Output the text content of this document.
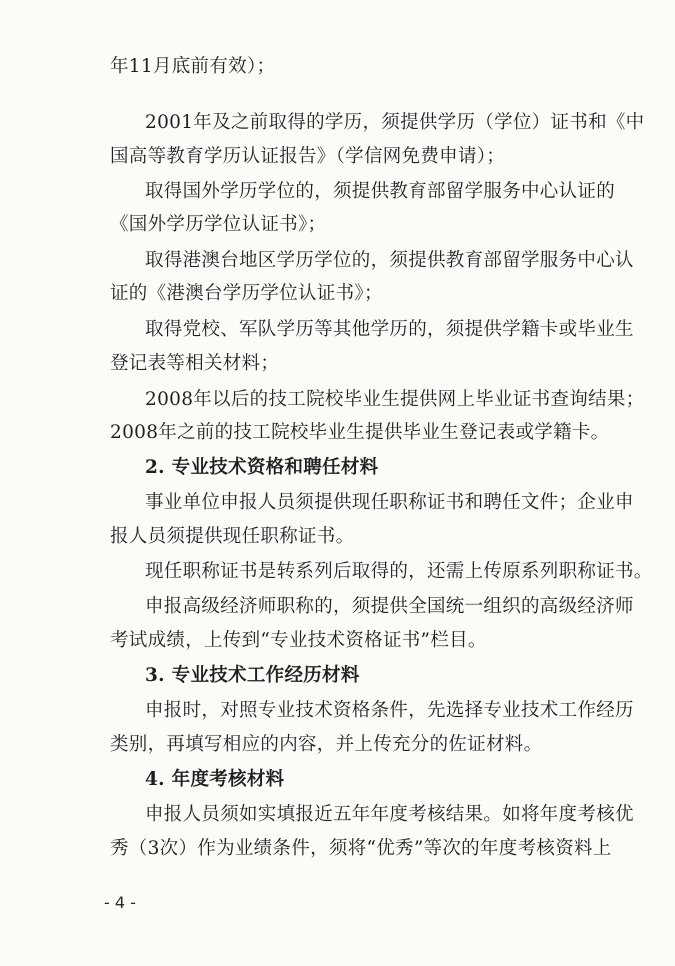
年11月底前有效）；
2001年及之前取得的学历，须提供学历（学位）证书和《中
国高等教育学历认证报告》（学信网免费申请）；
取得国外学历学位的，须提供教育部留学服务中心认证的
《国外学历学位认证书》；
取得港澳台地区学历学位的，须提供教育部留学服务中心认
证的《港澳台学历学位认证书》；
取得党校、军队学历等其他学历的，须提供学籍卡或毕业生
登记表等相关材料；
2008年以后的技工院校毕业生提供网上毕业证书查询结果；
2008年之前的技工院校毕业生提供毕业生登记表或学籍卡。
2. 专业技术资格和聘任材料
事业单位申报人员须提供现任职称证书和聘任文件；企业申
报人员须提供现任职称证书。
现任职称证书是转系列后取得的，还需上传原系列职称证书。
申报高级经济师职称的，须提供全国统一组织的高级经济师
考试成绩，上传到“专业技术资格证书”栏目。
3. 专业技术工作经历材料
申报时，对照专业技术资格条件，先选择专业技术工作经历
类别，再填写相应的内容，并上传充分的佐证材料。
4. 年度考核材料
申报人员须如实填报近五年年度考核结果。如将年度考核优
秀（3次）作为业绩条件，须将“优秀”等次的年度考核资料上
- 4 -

==

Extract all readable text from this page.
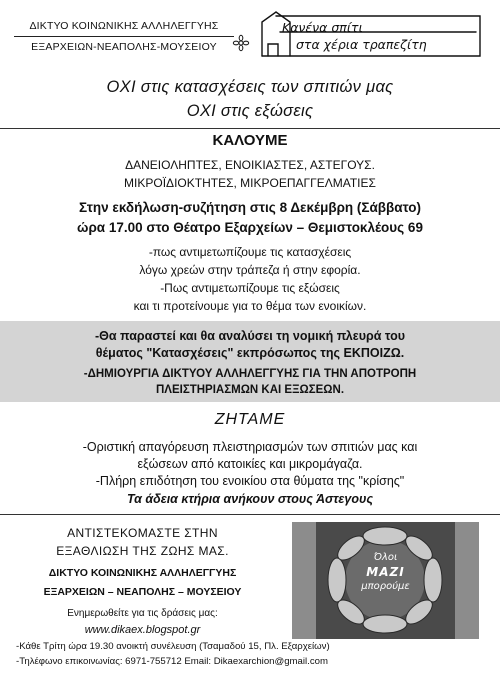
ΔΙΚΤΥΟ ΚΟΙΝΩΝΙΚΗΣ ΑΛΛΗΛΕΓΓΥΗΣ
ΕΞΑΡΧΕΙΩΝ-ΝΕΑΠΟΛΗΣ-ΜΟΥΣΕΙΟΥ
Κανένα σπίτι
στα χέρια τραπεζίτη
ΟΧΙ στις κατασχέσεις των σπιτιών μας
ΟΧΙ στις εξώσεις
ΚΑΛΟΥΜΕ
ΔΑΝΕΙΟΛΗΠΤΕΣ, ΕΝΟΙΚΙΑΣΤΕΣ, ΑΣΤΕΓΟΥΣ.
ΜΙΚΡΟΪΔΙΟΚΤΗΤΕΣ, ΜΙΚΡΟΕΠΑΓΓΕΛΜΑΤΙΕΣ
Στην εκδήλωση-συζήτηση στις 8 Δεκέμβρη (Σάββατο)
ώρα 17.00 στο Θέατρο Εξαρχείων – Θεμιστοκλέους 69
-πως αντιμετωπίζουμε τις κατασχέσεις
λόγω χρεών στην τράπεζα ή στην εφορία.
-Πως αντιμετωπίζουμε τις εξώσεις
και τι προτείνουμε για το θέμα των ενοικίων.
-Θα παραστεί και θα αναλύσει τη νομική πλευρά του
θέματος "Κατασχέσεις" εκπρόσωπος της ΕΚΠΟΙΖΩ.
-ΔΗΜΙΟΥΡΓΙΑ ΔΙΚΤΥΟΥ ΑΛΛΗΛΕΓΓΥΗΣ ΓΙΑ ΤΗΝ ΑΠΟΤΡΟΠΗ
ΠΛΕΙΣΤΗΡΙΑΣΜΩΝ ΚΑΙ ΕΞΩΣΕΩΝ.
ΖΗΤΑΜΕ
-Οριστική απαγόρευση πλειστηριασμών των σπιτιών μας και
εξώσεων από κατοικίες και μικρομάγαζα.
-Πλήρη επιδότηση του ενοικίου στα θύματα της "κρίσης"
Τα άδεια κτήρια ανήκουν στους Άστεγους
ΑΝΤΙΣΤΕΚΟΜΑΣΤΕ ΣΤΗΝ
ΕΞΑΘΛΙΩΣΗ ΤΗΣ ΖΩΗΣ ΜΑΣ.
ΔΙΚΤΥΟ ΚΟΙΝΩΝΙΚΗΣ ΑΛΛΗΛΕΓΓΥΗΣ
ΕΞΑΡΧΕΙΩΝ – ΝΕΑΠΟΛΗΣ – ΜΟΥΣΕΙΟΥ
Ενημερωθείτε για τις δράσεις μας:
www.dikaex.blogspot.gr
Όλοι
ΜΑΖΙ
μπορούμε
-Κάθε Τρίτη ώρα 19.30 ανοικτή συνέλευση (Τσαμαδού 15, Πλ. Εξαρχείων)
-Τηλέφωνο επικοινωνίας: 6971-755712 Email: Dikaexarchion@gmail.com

==

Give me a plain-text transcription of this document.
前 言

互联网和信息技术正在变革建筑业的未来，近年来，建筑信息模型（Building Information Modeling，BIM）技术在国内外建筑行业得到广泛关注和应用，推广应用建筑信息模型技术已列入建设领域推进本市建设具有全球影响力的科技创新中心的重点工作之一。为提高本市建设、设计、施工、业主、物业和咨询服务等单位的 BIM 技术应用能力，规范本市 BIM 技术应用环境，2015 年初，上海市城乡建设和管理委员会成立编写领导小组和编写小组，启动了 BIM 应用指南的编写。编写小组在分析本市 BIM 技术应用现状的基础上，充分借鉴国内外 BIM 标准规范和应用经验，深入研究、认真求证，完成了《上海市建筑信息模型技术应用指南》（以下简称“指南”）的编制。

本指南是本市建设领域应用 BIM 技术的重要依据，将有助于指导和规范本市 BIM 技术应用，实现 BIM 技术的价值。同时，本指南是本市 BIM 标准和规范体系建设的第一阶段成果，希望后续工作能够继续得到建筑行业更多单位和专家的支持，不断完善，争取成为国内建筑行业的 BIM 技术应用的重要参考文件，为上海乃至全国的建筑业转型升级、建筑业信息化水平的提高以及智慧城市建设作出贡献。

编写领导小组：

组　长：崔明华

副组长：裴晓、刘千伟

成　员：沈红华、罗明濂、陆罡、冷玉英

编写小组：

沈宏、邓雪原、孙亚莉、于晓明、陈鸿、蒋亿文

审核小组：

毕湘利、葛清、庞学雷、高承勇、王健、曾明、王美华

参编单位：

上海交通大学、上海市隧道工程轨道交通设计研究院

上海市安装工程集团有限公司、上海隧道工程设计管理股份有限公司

* _EXERCISE OBJECTIVE_
Pull every line containing "σπιτιών" from the material above.

* _TASK OUTPUT_
ΟΧΙ στις κατασχέσεις των σπιτιών μας
-Οριστική απαγόρευση πλειστηριασμών των σπιτιών μας και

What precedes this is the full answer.